● **Short problem**
Reproduce each line that includes the word "orders".

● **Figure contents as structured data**
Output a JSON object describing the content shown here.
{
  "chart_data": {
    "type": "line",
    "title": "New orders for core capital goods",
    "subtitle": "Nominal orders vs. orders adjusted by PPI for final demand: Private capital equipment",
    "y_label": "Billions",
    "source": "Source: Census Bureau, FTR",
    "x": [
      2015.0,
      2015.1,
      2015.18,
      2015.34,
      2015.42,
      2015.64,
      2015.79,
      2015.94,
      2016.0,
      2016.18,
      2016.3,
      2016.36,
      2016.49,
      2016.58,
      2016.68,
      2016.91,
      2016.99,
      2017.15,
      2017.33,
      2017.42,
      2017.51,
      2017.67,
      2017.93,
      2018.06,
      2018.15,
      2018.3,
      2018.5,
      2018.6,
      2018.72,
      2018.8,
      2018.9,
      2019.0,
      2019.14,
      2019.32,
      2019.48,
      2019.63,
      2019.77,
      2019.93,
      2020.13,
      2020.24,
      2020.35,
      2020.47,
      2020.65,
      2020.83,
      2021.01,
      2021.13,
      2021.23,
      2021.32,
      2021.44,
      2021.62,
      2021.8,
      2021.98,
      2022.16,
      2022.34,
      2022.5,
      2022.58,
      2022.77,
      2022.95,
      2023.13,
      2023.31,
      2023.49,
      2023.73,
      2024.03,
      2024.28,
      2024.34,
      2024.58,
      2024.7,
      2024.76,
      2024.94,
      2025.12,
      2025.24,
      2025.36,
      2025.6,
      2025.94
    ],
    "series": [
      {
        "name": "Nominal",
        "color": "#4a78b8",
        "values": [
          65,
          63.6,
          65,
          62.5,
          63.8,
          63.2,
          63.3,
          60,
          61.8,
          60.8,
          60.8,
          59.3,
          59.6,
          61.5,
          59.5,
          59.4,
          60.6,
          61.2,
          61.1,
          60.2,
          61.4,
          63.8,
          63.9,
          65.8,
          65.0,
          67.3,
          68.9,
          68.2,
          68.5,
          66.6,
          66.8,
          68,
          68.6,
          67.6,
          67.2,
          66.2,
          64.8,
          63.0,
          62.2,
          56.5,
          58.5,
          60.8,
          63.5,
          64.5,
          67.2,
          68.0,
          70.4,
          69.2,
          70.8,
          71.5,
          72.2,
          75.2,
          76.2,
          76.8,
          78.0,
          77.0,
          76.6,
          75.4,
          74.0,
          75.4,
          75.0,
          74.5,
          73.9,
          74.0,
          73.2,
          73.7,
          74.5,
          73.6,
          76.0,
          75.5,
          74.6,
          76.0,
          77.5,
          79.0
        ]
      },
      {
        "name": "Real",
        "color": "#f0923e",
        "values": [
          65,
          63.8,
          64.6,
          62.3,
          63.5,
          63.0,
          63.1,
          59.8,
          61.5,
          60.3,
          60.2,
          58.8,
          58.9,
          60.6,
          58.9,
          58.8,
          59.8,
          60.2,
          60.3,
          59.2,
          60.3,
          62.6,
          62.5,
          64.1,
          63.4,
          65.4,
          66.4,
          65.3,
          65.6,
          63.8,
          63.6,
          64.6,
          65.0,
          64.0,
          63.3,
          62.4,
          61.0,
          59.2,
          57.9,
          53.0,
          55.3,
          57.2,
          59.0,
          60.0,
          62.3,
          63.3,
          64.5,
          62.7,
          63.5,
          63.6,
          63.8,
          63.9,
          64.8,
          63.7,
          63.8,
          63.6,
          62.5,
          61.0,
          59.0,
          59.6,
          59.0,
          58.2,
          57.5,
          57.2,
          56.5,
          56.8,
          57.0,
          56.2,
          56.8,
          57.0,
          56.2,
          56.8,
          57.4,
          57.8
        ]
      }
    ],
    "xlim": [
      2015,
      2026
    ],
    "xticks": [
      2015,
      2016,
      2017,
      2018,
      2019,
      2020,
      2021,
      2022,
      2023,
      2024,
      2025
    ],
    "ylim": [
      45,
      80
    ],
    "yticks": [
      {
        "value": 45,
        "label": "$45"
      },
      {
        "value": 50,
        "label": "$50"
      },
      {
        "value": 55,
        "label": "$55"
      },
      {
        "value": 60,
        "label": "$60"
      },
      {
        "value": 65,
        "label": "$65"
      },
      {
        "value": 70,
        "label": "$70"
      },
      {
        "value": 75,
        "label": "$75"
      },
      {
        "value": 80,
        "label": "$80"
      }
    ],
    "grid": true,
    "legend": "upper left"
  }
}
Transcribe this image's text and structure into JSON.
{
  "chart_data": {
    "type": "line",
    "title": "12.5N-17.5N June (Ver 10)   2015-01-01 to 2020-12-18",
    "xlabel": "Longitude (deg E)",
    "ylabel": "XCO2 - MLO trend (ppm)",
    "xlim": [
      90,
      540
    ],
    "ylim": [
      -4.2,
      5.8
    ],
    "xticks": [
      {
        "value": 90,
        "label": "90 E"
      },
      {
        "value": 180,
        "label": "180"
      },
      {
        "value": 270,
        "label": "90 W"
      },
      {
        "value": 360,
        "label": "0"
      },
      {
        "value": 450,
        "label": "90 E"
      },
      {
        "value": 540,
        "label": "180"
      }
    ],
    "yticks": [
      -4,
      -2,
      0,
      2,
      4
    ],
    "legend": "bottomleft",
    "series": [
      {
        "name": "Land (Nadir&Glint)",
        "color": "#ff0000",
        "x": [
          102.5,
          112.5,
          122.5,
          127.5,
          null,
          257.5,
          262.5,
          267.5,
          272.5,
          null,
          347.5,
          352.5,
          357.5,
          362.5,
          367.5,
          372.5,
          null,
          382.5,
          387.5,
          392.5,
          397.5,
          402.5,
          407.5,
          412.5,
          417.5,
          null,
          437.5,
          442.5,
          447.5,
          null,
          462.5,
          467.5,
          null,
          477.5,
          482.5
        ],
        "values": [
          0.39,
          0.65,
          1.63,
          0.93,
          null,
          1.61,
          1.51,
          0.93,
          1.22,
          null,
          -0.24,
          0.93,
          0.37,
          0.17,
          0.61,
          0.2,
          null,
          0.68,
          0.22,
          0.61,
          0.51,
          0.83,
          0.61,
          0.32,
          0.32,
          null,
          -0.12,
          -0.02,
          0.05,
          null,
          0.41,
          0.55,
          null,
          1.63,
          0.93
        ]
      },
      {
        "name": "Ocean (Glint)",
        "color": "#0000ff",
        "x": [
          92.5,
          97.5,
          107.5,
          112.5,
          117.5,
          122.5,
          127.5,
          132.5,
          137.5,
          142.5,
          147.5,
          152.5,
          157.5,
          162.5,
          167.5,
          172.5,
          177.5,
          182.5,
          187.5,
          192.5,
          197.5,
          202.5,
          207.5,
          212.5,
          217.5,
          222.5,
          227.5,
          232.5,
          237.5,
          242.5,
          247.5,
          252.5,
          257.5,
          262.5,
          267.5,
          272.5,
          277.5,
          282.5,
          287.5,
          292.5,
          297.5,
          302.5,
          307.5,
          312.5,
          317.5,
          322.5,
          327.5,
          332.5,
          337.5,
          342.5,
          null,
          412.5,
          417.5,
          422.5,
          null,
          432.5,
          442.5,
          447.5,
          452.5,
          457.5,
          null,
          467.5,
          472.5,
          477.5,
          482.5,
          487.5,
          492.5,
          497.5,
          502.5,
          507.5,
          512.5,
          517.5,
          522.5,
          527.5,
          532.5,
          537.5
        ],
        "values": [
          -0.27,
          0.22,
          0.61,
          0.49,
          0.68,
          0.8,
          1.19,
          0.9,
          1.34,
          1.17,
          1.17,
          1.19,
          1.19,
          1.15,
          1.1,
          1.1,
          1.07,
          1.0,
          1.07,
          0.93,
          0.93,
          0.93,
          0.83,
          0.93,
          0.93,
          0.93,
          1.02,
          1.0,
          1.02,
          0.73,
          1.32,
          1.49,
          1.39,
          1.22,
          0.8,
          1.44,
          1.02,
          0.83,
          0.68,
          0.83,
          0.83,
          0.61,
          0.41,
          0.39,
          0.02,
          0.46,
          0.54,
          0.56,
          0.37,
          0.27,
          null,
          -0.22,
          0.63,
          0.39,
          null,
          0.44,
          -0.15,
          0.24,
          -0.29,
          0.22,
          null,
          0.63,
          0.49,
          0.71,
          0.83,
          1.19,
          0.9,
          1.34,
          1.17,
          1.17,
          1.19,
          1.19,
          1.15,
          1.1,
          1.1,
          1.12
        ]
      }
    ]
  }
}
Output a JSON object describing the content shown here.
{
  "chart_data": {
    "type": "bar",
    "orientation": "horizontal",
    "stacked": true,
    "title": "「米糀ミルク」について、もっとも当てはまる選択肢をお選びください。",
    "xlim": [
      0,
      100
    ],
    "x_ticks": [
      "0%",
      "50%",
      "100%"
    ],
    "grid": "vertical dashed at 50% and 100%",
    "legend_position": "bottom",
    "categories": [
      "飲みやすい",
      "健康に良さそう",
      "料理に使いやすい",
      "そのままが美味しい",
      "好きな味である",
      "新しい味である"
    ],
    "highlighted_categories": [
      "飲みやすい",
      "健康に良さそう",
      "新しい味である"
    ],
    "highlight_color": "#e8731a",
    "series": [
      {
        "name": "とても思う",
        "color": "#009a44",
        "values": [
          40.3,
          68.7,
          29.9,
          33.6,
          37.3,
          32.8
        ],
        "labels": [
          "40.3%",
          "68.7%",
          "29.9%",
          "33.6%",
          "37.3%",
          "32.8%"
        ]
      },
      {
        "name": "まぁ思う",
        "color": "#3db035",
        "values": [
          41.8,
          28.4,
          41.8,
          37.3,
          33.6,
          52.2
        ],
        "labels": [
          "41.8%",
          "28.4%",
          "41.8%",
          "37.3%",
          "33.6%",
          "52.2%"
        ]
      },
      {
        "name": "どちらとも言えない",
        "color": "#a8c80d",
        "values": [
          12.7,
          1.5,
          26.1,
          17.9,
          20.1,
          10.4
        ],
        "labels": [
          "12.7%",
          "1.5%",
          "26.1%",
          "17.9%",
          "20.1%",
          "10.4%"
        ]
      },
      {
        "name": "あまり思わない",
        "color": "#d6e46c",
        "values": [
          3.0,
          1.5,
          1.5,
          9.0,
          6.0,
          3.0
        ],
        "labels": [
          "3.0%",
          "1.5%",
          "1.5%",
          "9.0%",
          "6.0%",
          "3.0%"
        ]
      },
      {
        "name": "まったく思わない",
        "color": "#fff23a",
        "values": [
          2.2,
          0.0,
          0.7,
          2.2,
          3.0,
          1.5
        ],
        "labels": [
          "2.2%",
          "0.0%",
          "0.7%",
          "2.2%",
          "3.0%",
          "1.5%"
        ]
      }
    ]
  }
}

● **Solved problem**
    "title": "New orders for core capital goods",
    "subtitle": "Nominal orders vs. orders adjusted by PPI for final demand: Private capital equipment",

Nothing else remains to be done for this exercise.